WHAT THE TASK REQUIRES: Return every record below exactly as written, but leave out the pictures.

INPUT ROWS:
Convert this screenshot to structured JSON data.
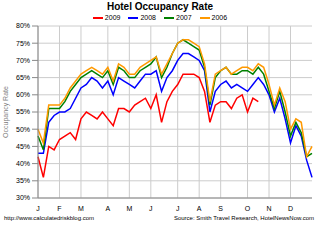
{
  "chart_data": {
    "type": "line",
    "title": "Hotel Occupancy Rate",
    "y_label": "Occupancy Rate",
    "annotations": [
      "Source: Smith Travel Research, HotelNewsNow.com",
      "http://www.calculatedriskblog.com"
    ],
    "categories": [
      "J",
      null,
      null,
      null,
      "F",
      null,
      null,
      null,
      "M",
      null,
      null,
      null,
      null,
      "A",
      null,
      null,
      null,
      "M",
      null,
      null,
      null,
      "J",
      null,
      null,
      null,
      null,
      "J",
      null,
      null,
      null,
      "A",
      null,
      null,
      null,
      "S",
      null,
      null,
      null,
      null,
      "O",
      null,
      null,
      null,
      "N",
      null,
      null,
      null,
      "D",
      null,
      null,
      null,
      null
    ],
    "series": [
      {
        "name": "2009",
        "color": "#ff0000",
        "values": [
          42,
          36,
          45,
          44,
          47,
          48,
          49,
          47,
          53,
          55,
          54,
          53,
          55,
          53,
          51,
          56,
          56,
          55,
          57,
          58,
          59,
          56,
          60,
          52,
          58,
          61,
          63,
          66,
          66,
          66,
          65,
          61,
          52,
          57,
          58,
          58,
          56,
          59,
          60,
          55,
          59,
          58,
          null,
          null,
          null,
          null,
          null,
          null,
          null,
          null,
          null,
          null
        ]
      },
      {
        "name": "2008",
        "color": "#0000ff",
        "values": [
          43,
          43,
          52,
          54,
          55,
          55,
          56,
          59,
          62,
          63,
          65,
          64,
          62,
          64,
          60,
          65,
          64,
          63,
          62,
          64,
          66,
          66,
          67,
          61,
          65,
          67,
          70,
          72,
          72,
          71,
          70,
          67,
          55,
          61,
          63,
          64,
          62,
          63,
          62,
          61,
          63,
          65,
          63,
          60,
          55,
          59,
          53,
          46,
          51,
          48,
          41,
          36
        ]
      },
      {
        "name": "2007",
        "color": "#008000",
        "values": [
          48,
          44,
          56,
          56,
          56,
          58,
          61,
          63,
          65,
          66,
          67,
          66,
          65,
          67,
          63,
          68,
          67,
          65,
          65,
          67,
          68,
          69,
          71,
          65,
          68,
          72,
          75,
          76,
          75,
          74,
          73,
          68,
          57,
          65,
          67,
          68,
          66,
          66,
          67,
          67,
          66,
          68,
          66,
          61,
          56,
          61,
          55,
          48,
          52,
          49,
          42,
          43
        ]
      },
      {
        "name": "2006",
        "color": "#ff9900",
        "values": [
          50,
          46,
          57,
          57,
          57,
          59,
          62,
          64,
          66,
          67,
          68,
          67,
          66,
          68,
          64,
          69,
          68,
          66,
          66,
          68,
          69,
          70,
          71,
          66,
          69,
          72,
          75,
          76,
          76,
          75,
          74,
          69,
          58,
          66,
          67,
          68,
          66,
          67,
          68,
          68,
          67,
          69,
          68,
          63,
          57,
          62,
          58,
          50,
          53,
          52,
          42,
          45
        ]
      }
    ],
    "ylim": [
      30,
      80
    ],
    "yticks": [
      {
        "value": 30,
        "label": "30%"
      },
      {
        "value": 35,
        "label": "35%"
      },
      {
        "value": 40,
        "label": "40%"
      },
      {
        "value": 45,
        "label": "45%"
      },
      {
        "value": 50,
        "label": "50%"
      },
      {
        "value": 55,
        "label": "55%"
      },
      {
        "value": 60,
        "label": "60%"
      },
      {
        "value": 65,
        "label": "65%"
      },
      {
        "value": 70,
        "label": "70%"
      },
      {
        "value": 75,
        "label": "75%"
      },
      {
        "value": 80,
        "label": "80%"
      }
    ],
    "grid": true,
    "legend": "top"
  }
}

OUTPUT BELOW:
Convert this screenshot to structured JSON data.
{
  "chart_data": {
    "type": "line",
    "title": "Hotel Occupancy Rate",
    "y_label": "Occupancy Rate",
    "annotations": [
      "Source: Smith Travel Research, HotelNewsNow.com",
      "http://www.calculatedriskblog.com"
    ],
    "categories": [
      "J",
      null,
      null,
      null,
      "F",
      null,
      null,
      null,
      "M",
      null,
      null,
      null,
      null,
      "A",
      null,
      null,
      null,
      "M",
      null,
      null,
      null,
      "J",
      null,
      null,
      null,
      null,
      "J",
      null,
      null,
      null,
      "A",
      null,
      null,
      null,
      "S",
      null,
      null,
      null,
      null,
      "O",
      null,
      null,
      null,
      "N",
      null,
      null,
      null,
      "D",
      null,
      null,
      null,
      null
    ],
    "series": [
      {
        "name": "2009",
        "color": "#ff0000",
        "values": [
          42,
          36,
          45,
          44,
          47,
          48,
          49,
          47,
          53,
          55,
          54,
          53,
          55,
          53,
          51,
          56,
          56,
          55,
          57,
          58,
          59,
          56,
          60,
          52,
          58,
          61,
          63,
          66,
          66,
          66,
          65,
          61,
          52,
          57,
          58,
          58,
          56,
          59,
          60,
          55,
          59,
          58,
          null,
          null,
          null,
          null,
          null,
          null,
          null,
          null,
          null,
          null
        ]
      },
      {
        "name": "2008",
        "color": "#0000ff",
        "values": [
          43,
          43,
          52,
          54,
          55,
          55,
          56,
          59,
          62,
          63,
          65,
          64,
          62,
          64,
          60,
          65,
          64,
          63,
          62,
          64,
          66,
          66,
          67,
          61,
          65,
          67,
          70,
          72,
          72,
          71,
          70,
          67,
          55,
          61,
          63,
          64,
          62,
          63,
          62,
          61,
          63,
          65,
          63,
          60,
          55,
          59,
          53,
          46,
          51,
          48,
          41,
          36
        ]
      },
      {
        "name": "2007",
        "color": "#008000",
        "values": [
          48,
          44,
          56,
          56,
          56,
          58,
          61,
          63,
          65,
          66,
          67,
          66,
          65,
          67,
          63,
          68,
          67,
          65,
          65,
          67,
          68,
          69,
          71,
          65,
          68,
          72,
          75,
          76,
          75,
          74,
          73,
          68,
          57,
          65,
          67,
          68,
          66,
          66,
          67,
          67,
          66,
          68,
          66,
          61,
          56,
          61,
          55,
          48,
          52,
          49,
          42,
          43
        ]
      },
      {
        "name": "2006",
        "color": "#ff9900",
        "values": [
          50,
          46,
          57,
          57,
          57,
          59,
          62,
          64,
          66,
          67,
          68,
          67,
          66,
          68,
          64,
          69,
          68,
          66,
          66,
          68,
          69,
          70,
          71,
          66,
          69,
          72,
          75,
          76,
          76,
          75,
          74,
          69,
          58,
          66,
          67,
          68,
          66,
          67,
          68,
          68,
          67,
          69,
          68,
          63,
          57,
          62,
          58,
          50,
          53,
          52,
          42,
          45
        ]
      }
    ],
    "ylim": [
      30,
      80
    ],
    "yticks": [
      {
        "value": 30,
        "label": "30%"
      },
      {
        "value": 35,
        "label": "35%"
      },
      {
        "value": 40,
        "label": "40%"
      },
      {
        "value": 45,
        "label": "45%"
      },
      {
        "value": 50,
        "label": "50%"
      },
      {
        "value": 55,
        "label": "55%"
      },
      {
        "value": 60,
        "label": "60%"
      },
      {
        "value": 65,
        "label": "65%"
      },
      {
        "value": 70,
        "label": "70%"
      },
      {
        "value": 75,
        "label": "75%"
      },
      {
        "value": 80,
        "label": "80%"
      }
    ],
    "grid": true,
    "legend": "top"
  }
}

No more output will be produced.